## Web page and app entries
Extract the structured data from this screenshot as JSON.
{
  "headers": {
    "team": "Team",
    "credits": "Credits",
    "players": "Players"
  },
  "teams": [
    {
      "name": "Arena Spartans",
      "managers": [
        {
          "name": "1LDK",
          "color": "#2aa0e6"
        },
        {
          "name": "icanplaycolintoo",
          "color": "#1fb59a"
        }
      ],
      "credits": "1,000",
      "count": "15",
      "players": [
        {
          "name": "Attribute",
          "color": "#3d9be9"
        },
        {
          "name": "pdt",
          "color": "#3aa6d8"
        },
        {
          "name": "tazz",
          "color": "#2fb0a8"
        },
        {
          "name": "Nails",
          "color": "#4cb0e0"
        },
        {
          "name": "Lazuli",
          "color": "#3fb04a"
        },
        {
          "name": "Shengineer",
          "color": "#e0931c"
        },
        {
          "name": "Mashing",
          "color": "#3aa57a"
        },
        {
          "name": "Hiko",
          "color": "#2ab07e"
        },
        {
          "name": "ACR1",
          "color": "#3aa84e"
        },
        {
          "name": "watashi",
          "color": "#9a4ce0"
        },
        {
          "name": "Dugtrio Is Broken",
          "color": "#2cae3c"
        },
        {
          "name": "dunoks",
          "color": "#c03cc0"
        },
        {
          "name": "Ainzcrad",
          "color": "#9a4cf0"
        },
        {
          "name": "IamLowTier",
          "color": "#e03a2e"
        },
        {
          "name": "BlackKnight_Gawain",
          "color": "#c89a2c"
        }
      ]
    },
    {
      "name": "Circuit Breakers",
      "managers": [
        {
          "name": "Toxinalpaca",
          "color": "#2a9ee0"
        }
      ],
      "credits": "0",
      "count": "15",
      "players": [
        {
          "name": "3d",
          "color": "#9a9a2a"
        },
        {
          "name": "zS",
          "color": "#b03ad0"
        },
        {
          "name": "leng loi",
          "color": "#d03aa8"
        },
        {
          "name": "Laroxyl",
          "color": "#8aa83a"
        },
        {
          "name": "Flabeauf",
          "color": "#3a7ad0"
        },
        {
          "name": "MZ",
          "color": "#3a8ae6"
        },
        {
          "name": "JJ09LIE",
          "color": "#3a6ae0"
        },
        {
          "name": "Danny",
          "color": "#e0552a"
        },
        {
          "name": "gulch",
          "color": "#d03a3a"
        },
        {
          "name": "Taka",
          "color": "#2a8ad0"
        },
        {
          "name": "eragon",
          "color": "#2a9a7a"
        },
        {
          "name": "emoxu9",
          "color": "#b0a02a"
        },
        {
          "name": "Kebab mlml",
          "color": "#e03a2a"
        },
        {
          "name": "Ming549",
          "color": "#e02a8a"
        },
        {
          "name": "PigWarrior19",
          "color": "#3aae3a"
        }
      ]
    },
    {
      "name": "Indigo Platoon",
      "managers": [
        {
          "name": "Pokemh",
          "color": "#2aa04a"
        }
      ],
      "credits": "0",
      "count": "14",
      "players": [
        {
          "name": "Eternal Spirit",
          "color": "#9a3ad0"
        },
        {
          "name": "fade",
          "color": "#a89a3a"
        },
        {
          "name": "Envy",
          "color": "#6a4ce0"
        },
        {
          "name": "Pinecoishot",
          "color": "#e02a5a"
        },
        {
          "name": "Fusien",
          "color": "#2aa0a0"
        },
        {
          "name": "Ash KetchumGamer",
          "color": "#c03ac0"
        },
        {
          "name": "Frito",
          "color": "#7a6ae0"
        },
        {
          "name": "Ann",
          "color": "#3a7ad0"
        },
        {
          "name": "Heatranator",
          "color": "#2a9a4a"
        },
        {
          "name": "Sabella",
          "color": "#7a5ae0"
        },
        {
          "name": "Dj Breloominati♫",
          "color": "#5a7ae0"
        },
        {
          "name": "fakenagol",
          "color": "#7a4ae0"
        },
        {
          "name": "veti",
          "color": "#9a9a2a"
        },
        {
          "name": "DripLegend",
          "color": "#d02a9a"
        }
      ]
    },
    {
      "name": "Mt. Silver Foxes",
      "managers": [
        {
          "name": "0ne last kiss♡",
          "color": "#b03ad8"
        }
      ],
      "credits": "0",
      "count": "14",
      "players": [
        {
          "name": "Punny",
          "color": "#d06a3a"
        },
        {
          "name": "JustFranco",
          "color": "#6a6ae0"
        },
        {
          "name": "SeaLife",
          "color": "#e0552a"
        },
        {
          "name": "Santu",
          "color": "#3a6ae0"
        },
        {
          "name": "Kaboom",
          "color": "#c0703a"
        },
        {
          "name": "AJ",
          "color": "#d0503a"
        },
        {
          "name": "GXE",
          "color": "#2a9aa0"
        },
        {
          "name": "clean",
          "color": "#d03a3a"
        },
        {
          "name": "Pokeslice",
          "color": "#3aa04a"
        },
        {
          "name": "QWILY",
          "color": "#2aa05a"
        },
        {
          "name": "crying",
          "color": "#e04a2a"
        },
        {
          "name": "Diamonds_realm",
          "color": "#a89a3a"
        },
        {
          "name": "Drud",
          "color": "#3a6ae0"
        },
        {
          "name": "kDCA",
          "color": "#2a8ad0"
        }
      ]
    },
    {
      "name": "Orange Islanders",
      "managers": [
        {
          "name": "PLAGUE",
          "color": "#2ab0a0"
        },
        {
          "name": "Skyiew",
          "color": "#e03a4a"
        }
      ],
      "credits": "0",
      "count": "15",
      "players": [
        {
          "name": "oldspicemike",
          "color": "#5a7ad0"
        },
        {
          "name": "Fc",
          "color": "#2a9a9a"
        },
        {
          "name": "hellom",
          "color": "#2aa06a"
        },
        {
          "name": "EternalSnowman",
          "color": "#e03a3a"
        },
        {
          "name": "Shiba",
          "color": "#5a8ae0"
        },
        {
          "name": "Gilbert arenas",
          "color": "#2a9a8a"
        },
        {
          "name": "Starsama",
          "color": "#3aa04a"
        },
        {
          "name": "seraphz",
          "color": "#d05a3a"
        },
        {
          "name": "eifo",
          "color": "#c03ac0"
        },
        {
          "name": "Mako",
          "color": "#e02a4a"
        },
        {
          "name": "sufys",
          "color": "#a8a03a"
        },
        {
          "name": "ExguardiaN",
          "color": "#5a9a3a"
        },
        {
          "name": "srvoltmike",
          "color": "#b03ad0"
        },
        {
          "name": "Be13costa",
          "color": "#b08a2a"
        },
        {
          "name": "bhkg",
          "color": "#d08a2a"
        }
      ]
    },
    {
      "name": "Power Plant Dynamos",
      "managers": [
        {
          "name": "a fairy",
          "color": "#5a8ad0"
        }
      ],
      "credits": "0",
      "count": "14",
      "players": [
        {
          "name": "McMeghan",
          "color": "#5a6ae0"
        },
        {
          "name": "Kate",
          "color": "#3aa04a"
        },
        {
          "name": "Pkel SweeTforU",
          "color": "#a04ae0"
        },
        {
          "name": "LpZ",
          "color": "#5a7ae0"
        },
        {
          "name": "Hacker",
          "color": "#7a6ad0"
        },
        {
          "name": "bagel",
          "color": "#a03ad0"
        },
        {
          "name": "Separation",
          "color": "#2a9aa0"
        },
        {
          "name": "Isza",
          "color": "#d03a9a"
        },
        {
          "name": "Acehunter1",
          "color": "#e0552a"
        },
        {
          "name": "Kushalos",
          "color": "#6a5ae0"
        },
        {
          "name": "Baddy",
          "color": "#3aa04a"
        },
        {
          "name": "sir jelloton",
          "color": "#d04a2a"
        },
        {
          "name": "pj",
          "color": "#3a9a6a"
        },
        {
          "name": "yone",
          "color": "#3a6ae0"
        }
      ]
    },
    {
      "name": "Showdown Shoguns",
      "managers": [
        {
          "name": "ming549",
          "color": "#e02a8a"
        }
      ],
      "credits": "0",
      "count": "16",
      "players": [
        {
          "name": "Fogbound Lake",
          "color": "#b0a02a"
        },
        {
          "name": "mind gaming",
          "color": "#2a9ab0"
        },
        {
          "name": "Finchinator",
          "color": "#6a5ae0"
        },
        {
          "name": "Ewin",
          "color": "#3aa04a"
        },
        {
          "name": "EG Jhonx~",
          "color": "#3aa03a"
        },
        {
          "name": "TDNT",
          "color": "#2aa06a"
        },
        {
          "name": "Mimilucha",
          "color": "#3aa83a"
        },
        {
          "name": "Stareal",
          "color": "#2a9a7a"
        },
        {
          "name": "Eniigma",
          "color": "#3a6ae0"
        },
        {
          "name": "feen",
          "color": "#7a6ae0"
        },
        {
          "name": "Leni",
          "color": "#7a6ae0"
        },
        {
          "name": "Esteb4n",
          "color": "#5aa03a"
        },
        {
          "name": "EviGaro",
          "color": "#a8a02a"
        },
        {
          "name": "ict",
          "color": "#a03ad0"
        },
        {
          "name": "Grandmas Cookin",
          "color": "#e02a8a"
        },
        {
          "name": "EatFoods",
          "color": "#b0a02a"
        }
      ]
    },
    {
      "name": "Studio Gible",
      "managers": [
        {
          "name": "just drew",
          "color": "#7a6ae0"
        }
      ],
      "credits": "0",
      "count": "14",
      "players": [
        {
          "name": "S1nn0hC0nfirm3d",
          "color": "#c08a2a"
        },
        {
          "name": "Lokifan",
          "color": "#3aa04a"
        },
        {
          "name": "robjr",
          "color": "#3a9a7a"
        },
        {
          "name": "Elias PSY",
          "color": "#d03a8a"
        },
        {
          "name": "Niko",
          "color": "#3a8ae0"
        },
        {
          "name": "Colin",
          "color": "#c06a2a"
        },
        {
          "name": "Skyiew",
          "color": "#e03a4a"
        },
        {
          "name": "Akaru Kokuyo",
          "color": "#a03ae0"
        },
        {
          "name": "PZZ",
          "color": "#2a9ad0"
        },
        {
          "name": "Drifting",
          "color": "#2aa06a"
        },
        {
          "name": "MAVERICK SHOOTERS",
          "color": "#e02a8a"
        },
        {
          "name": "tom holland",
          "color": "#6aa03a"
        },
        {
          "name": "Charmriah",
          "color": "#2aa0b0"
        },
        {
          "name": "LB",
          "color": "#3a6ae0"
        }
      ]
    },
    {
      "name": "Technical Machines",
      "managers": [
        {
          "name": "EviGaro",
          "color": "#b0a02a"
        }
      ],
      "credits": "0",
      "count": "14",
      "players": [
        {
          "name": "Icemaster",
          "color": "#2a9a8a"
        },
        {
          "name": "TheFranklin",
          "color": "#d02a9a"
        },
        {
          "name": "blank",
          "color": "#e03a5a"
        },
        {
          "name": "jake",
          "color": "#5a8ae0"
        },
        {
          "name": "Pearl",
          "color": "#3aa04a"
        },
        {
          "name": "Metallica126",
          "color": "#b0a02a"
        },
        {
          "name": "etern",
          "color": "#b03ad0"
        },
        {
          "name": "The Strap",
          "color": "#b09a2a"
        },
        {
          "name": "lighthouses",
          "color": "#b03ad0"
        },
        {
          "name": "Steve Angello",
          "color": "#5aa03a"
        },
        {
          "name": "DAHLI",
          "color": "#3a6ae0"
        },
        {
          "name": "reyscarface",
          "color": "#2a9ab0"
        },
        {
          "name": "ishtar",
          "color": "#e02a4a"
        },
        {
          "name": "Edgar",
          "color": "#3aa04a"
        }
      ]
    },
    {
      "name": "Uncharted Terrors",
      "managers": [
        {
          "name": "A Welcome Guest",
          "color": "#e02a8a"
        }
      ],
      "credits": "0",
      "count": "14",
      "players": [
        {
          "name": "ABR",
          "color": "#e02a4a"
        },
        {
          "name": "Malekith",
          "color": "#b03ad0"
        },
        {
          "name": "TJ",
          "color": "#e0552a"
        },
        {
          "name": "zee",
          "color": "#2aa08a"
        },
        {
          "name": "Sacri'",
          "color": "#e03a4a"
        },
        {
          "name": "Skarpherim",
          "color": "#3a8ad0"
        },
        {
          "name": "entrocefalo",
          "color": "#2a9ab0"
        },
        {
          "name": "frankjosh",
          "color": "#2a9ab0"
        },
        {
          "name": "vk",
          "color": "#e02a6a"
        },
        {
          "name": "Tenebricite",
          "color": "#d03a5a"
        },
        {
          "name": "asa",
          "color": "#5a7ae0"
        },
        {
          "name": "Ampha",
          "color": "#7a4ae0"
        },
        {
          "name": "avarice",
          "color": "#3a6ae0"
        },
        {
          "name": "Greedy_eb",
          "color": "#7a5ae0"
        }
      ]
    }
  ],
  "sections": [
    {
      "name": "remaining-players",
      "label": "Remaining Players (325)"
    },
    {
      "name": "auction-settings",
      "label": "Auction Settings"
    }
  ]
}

## WHAT YOU HAVE TO DO
Tell how many lines of the data contain "label". Nothing but the number belongs in the reply.

## ANSWER TO THIS EXERCISE
2